AIM OF THE EXERCISE: Transcribe each line of the records below exactly, excluding any embedded images.

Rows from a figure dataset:

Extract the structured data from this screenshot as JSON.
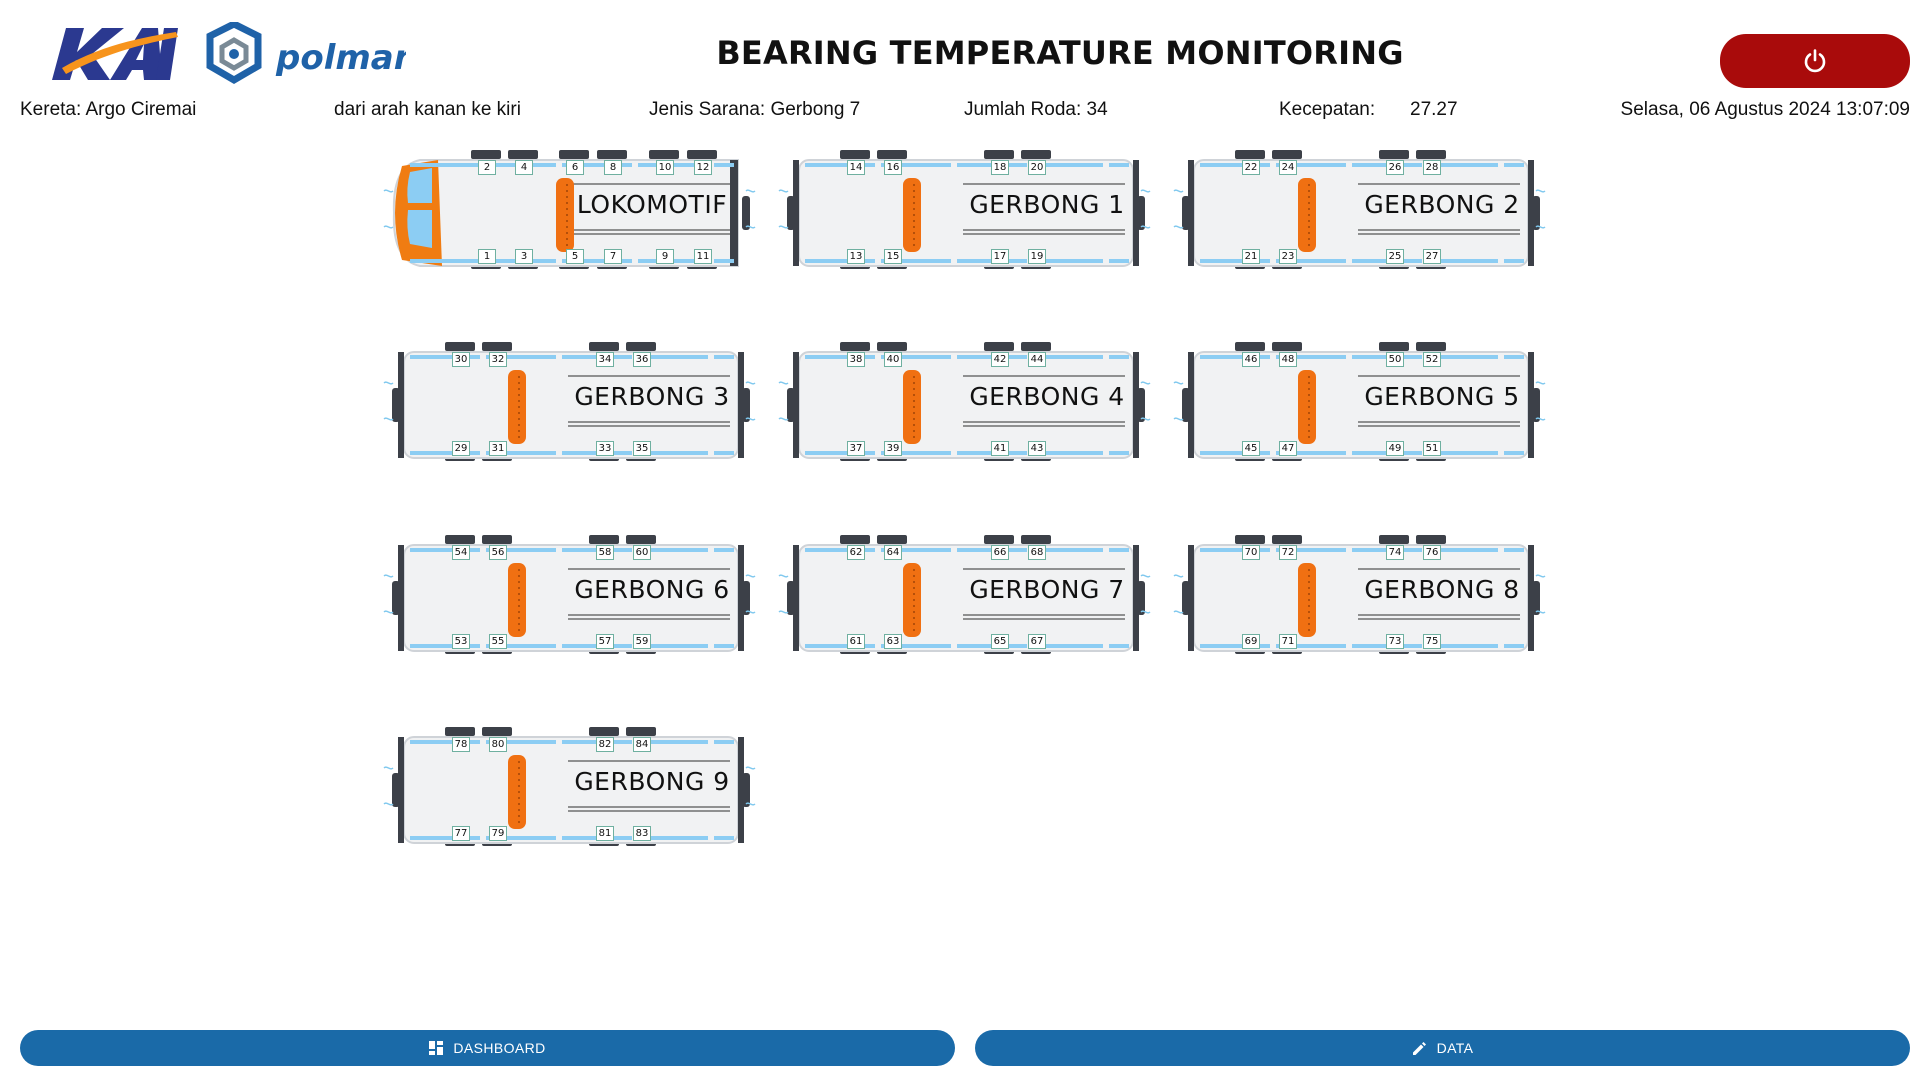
{
  "header": {
    "title": "BEARING TEMPERATURE MONITORING",
    "logo_kai": "KAI",
    "logo_polman": "polman",
    "power_icon": "power-icon",
    "accent_color": "#a90b0b"
  },
  "info": {
    "train": "Kereta: Argo Ciremai",
    "direction": "dari arah kanan ke kiri",
    "car_type": "Jenis Sarana: Gerbong 7",
    "wheel_count": "Jumlah Roda: 34",
    "speed_label": "Kecepatan:",
    "speed_value": "27.27",
    "datetime": "Selasa, 06 Agustus 2024 13:07:09"
  },
  "train": {
    "cars": [
      {
        "label": "LOKOMOTIF",
        "top_wheels": [
          "2",
          "4",
          "6",
          "8",
          "10",
          "12"
        ],
        "bottom_wheels": [
          "1",
          "3",
          "5",
          "7",
          "9",
          "11"
        ]
      },
      {
        "label": "GERBONG 1",
        "top_wheels": [
          "14",
          "16",
          "18",
          "20"
        ],
        "bottom_wheels": [
          "13",
          "15",
          "17",
          "19"
        ]
      },
      {
        "label": "GERBONG 2",
        "top_wheels": [
          "22",
          "24",
          "26",
          "28"
        ],
        "bottom_wheels": [
          "21",
          "23",
          "25",
          "27"
        ]
      },
      {
        "label": "GERBONG 3",
        "top_wheels": [
          "30",
          "32",
          "34",
          "36"
        ],
        "bottom_wheels": [
          "29",
          "31",
          "33",
          "35"
        ]
      },
      {
        "label": "GERBONG 4",
        "top_wheels": [
          "38",
          "40",
          "42",
          "44"
        ],
        "bottom_wheels": [
          "37",
          "39",
          "41",
          "43"
        ]
      },
      {
        "label": "GERBONG 5",
        "top_wheels": [
          "46",
          "48",
          "50",
          "52"
        ],
        "bottom_wheels": [
          "45",
          "47",
          "49",
          "51"
        ]
      },
      {
        "label": "GERBONG 6",
        "top_wheels": [
          "54",
          "56",
          "58",
          "60"
        ],
        "bottom_wheels": [
          "53",
          "55",
          "57",
          "59"
        ]
      },
      {
        "label": "GERBONG 7",
        "top_wheels": [
          "62",
          "64",
          "66",
          "68"
        ],
        "bottom_wheels": [
          "61",
          "63",
          "65",
          "67"
        ]
      },
      {
        "label": "GERBONG 8",
        "top_wheels": [
          "70",
          "72",
          "74",
          "76"
        ],
        "bottom_wheels": [
          "69",
          "71",
          "73",
          "75"
        ]
      },
      {
        "label": "GERBONG 9",
        "top_wheels": [
          "78",
          "80",
          "82",
          "84"
        ],
        "bottom_wheels": [
          "77",
          "79",
          "81",
          "83"
        ]
      }
    ]
  },
  "nav": {
    "dashboard_label": "DASHBOARD",
    "dashboard_icon": "dashboard-icon",
    "data_label": "DATA",
    "data_icon": "pencil-icon",
    "button_color": "#1a6aa8"
  }
}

TASK OUTPUT:
Extract the structured data from this screenshot as JSON.
{
  "header": {
    "title": "BEARING TEMPERATURE MONITORING",
    "logo_kai": "KAI",
    "logo_polman": "polman",
    "power_icon": "power-icon",
    "accent_color": "#a90b0b"
  },
  "info": {
    "train": "Kereta: Argo Ciremai",
    "direction": "dari arah kanan ke kiri",
    "car_type": "Jenis Sarana: Gerbong 7",
    "wheel_count": "Jumlah Roda: 34",
    "speed_label": "Kecepatan:",
    "speed_value": "27.27",
    "datetime": "Selasa, 06 Agustus 2024 13:07:09"
  },
  "train": {
    "cars": [
      {
        "label": "LOKOMOTIF",
        "top_wheels": [
          "2",
          "4",
          "6",
          "8",
          "10",
          "12"
        ],
        "bottom_wheels": [
          "1",
          "3",
          "5",
          "7",
          "9",
          "11"
        ]
      },
      {
        "label": "GERBONG 1",
        "top_wheels": [
          "14",
          "16",
          "18",
          "20"
        ],
        "bottom_wheels": [
          "13",
          "15",
          "17",
          "19"
        ]
      },
      {
        "label": "GERBONG 2",
        "top_wheels": [
          "22",
          "24",
          "26",
          "28"
        ],
        "bottom_wheels": [
          "21",
          "23",
          "25",
          "27"
        ]
      },
      {
        "label": "GERBONG 3",
        "top_wheels": [
          "30",
          "32",
          "34",
          "36"
        ],
        "bottom_wheels": [
          "29",
          "31",
          "33",
          "35"
        ]
      },
      {
        "label": "GERBONG 4",
        "top_wheels": [
          "38",
          "40",
          "42",
          "44"
        ],
        "bottom_wheels": [
          "37",
          "39",
          "41",
          "43"
        ]
      },
      {
        "label": "GERBONG 5",
        "top_wheels": [
          "46",
          "48",
          "50",
          "52"
        ],
        "bottom_wheels": [
          "45",
          "47",
          "49",
          "51"
        ]
      },
      {
        "label": "GERBONG 6",
        "top_wheels": [
          "54",
          "56",
          "58",
          "60"
        ],
        "bottom_wheels": [
          "53",
          "55",
          "57",
          "59"
        ]
      },
      {
        "label": "GERBONG 7",
        "top_wheels": [
          "62",
          "64",
          "66",
          "68"
        ],
        "bottom_wheels": [
          "61",
          "63",
          "65",
          "67"
        ]
      },
      {
        "label": "GERBONG 8",
        "top_wheels": [
          "70",
          "72",
          "74",
          "76"
        ],
        "bottom_wheels": [
          "69",
          "71",
          "73",
          "75"
        ]
      },
      {
        "label": "GERBONG 9",
        "top_wheels": [
          "78",
          "80",
          "82",
          "84"
        ],
        "bottom_wheels": [
          "77",
          "79",
          "81",
          "83"
        ]
      }
    ]
  },
  "nav": {
    "dashboard_label": "DASHBOARD",
    "dashboard_icon": "dashboard-icon",
    "data_label": "DATA",
    "data_icon": "pencil-icon",
    "button_color": "#1a6aa8"
  }
}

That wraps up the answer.